- _EXERCISE DIRECTIONS_
In the listing below, pick out lines with "watermark".

- _DATA SECTION_

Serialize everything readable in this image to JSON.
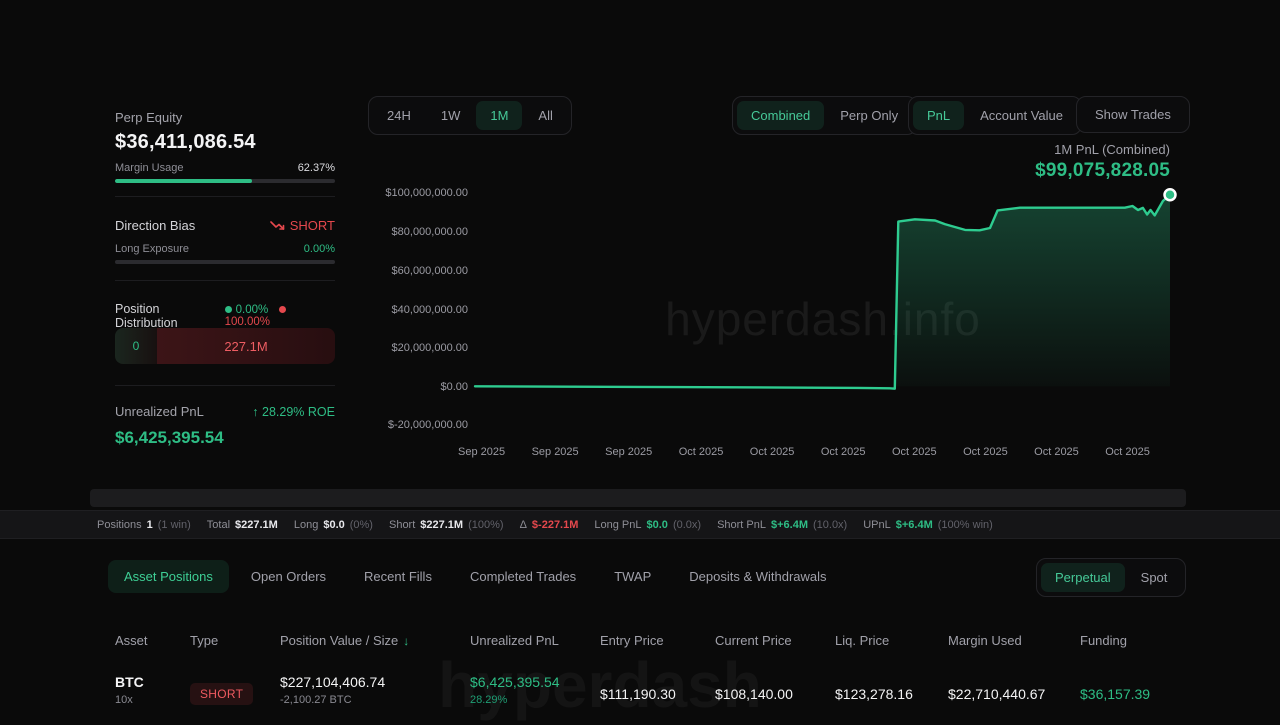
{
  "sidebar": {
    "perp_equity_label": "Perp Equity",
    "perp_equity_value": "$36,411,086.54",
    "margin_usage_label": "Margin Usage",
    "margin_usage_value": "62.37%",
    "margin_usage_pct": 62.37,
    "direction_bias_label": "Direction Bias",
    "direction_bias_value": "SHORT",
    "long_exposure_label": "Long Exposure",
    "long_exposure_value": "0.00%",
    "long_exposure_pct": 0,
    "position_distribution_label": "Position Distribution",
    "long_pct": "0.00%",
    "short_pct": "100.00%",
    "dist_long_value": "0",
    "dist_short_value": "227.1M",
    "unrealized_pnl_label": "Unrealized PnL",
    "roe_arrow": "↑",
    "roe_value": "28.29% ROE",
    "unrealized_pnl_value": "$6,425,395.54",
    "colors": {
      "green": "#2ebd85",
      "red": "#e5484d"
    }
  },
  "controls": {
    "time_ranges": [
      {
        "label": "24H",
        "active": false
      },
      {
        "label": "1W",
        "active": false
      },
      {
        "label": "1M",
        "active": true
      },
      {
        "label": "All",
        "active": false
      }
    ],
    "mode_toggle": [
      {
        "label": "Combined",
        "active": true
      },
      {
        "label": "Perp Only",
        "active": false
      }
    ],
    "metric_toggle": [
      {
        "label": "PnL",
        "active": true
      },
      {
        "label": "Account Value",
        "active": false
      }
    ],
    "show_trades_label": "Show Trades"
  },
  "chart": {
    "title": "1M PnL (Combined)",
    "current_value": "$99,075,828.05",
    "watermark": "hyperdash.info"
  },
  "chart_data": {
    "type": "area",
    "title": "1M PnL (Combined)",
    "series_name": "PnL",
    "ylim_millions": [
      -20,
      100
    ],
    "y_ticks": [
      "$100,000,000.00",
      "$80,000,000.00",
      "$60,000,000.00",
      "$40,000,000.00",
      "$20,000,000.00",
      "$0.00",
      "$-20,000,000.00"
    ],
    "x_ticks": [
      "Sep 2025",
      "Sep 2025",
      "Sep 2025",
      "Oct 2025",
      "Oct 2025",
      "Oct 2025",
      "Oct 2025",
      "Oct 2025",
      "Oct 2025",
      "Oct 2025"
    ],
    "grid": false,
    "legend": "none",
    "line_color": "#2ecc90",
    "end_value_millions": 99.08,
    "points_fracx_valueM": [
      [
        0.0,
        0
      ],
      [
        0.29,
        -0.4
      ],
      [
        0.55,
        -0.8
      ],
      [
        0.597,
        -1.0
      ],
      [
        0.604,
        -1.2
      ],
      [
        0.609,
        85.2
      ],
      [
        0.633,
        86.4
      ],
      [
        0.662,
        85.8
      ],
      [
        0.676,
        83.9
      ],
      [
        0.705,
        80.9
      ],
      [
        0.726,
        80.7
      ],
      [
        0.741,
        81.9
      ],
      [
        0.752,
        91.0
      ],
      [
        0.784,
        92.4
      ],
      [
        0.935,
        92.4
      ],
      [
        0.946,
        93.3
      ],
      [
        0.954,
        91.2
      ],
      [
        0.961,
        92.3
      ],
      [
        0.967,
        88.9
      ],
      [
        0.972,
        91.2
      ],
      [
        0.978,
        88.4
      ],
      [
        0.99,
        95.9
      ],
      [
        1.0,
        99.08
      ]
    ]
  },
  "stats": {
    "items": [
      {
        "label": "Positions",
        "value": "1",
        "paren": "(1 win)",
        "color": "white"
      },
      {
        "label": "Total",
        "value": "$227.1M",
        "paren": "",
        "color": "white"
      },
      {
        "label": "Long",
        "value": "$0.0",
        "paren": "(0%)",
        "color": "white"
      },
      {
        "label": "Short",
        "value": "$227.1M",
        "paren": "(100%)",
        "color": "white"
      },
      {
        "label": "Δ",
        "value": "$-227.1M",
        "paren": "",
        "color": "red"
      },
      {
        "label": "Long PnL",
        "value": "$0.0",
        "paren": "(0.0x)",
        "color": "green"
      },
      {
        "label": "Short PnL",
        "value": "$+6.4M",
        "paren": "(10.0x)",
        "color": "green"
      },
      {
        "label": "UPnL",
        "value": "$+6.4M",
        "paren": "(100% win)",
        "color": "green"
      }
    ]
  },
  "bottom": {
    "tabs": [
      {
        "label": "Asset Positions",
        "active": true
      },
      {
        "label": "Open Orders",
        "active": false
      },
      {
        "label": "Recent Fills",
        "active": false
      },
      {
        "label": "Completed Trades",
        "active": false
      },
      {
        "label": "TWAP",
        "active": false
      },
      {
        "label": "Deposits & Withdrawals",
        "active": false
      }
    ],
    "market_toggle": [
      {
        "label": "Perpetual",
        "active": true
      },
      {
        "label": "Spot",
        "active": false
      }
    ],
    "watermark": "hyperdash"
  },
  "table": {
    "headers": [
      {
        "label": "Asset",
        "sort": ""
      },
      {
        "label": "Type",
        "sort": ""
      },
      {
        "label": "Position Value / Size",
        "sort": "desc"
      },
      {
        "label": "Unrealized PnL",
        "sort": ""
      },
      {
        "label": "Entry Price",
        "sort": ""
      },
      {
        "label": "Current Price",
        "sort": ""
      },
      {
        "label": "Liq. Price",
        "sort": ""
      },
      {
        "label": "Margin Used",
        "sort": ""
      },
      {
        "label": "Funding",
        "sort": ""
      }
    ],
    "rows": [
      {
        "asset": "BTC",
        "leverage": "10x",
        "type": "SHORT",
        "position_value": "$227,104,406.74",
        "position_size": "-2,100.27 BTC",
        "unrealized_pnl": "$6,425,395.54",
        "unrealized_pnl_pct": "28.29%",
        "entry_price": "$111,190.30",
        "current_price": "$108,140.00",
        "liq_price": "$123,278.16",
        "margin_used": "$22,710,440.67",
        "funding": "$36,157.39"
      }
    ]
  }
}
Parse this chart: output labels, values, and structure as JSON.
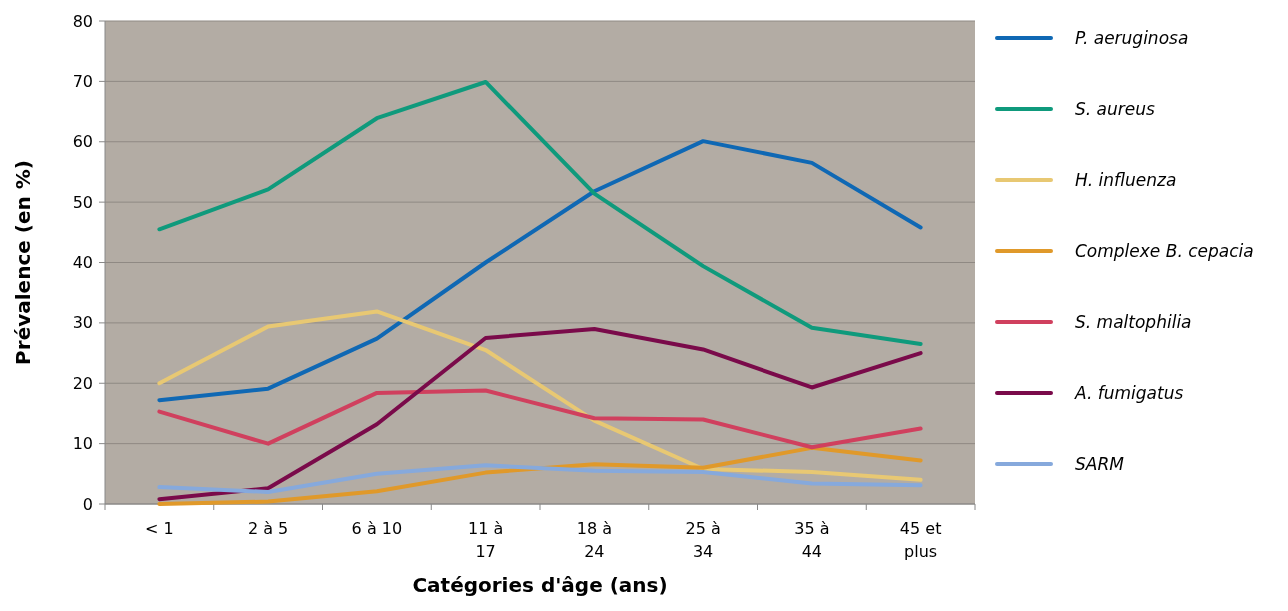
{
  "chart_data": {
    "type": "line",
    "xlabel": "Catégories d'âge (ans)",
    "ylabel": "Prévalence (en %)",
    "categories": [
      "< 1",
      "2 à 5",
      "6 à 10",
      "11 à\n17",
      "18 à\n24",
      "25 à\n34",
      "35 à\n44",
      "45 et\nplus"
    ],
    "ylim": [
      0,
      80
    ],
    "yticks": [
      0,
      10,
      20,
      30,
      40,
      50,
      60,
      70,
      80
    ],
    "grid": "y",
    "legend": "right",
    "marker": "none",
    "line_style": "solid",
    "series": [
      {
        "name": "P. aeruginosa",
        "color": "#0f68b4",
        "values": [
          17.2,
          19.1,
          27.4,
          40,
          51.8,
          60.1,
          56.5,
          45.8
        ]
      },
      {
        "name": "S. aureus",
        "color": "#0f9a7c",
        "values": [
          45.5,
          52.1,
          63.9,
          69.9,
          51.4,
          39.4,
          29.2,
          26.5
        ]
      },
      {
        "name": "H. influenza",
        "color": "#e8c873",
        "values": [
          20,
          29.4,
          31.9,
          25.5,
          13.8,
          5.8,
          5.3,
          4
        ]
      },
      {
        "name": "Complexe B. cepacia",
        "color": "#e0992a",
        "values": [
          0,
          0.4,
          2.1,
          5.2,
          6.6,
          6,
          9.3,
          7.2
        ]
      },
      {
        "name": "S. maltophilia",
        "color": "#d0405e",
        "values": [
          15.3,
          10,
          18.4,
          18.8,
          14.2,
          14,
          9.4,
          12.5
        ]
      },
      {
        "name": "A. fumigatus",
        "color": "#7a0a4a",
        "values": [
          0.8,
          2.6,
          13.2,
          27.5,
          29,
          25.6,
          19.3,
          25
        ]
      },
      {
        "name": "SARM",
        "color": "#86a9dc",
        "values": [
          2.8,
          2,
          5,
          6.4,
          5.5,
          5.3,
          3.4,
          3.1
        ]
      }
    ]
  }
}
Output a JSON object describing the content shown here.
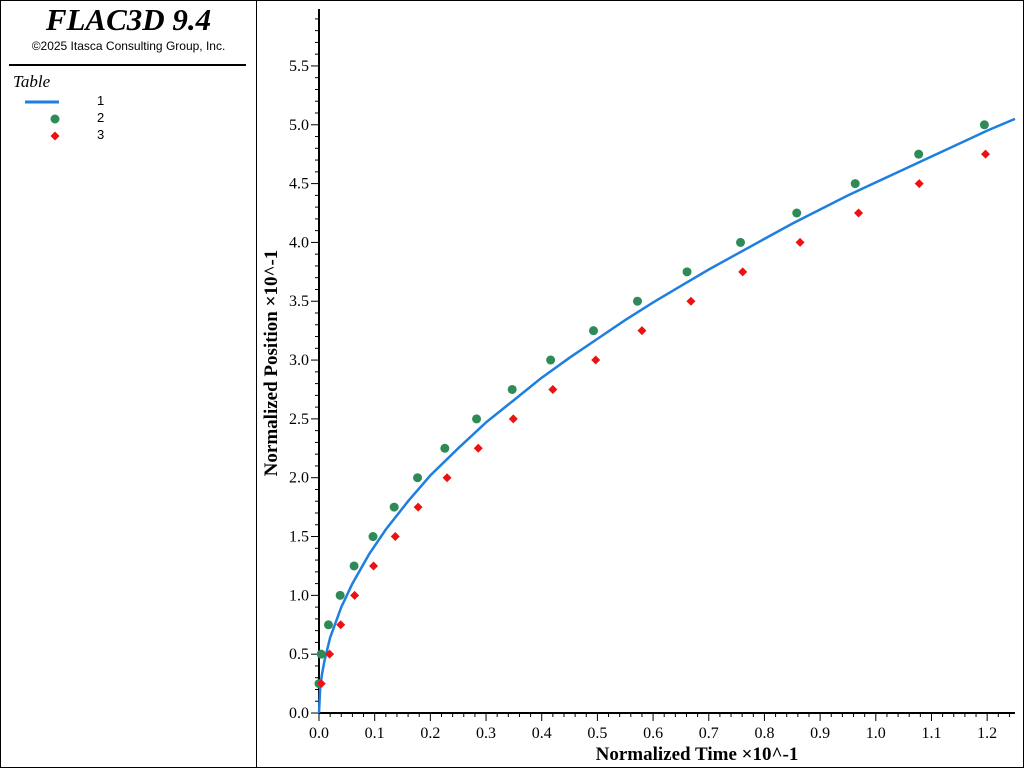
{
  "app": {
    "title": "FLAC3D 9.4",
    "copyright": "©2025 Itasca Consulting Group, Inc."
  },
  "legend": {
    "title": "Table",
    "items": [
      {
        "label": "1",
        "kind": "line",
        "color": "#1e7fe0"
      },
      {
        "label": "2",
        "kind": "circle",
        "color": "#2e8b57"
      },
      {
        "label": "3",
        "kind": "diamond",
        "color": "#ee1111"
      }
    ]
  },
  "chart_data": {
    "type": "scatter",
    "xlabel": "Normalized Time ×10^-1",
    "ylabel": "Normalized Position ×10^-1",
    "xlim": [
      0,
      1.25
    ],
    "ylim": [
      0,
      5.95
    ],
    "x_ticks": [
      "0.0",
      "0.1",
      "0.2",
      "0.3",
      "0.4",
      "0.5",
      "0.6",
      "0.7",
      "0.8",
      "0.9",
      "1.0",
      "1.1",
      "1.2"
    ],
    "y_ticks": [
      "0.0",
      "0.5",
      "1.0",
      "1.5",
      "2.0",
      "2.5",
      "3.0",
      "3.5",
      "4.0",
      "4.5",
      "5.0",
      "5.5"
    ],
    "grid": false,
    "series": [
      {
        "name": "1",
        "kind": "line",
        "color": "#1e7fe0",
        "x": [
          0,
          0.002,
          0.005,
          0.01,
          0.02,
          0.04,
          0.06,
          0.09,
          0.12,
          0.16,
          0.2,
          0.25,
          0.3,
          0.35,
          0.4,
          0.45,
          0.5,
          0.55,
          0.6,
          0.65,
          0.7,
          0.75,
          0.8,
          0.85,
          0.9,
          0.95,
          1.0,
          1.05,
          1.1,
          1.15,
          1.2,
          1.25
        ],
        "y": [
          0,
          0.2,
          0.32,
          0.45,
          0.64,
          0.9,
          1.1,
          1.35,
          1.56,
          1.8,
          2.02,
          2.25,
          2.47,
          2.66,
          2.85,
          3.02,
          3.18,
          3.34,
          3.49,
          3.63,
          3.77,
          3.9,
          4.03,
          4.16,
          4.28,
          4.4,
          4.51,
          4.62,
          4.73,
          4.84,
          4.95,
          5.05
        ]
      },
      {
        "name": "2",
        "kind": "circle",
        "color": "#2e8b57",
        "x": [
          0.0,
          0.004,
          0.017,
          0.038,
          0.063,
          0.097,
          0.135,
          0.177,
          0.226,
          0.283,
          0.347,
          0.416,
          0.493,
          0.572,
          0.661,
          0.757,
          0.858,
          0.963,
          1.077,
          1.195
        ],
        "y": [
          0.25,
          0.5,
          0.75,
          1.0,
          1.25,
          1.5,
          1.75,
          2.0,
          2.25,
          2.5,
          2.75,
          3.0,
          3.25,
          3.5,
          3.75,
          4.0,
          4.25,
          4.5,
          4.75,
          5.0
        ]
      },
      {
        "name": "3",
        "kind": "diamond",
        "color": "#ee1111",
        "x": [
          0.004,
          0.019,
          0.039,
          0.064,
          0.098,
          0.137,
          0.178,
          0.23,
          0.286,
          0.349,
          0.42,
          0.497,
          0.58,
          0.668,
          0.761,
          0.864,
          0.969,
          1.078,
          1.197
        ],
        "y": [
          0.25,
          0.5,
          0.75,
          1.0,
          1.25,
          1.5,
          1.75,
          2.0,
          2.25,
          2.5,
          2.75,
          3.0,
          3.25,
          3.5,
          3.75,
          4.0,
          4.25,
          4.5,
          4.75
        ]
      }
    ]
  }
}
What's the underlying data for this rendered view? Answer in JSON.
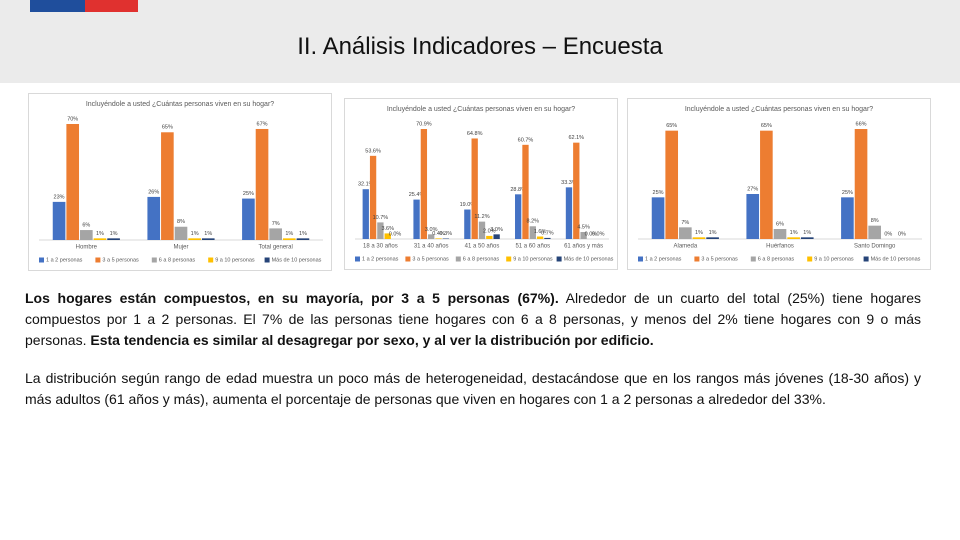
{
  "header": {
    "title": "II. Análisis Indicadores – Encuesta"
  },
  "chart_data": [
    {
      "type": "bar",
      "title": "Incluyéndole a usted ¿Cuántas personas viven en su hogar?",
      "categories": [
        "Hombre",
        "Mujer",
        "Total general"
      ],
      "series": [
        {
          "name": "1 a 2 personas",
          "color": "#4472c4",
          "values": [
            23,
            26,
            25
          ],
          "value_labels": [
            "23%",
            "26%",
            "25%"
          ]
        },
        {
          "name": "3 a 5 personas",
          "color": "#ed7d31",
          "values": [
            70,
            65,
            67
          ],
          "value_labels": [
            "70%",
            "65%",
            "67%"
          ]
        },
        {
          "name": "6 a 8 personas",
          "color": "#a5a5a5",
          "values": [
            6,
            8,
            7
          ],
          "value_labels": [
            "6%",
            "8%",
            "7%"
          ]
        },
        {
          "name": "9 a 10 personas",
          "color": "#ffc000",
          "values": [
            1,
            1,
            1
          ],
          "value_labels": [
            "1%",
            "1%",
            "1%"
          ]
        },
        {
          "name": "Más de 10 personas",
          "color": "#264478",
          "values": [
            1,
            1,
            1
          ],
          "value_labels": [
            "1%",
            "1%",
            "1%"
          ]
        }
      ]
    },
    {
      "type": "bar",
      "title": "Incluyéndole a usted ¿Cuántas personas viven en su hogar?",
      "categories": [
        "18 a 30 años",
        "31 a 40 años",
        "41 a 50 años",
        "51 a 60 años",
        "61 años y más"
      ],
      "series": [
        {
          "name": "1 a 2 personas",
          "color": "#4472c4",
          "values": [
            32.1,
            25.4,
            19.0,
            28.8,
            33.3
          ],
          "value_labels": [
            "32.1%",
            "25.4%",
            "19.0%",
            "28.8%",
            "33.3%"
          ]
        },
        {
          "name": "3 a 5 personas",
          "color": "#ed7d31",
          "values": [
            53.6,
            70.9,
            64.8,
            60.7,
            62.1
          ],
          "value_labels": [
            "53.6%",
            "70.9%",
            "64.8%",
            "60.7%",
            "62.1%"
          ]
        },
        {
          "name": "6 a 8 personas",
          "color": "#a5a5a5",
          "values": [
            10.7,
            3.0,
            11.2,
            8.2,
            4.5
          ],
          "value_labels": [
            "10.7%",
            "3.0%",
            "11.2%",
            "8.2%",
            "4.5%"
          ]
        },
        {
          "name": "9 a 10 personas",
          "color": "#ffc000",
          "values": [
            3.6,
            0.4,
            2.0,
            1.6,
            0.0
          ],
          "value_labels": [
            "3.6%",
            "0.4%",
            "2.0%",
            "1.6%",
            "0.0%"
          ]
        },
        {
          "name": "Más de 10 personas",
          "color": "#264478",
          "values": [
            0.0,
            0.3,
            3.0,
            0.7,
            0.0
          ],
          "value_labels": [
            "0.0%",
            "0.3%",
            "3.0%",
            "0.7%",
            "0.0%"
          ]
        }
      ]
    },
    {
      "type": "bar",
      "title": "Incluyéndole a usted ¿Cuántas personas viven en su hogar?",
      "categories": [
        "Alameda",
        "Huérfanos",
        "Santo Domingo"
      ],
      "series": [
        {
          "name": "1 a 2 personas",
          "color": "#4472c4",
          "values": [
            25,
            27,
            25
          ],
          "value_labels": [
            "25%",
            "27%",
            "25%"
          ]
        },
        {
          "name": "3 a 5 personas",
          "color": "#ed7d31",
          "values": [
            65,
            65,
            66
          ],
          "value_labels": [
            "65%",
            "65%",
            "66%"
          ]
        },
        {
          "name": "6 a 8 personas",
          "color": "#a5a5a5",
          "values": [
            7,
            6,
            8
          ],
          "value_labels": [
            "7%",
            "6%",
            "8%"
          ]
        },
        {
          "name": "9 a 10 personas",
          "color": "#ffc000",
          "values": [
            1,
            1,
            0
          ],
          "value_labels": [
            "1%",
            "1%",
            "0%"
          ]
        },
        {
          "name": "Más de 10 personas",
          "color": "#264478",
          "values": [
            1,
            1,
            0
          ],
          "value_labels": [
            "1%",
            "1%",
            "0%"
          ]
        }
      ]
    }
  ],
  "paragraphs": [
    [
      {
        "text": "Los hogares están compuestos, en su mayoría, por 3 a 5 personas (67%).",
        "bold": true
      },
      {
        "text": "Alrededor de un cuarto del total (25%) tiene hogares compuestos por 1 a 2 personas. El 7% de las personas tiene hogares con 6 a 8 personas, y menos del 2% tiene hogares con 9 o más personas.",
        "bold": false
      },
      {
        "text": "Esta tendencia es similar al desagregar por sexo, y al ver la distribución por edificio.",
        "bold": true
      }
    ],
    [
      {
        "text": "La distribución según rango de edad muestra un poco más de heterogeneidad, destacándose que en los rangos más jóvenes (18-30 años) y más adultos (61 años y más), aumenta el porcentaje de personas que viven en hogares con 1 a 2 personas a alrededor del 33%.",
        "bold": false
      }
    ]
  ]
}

- _TASK SOLUTION_
    "watermark": "hyperdash.info"
    "watermark": "hyperdash"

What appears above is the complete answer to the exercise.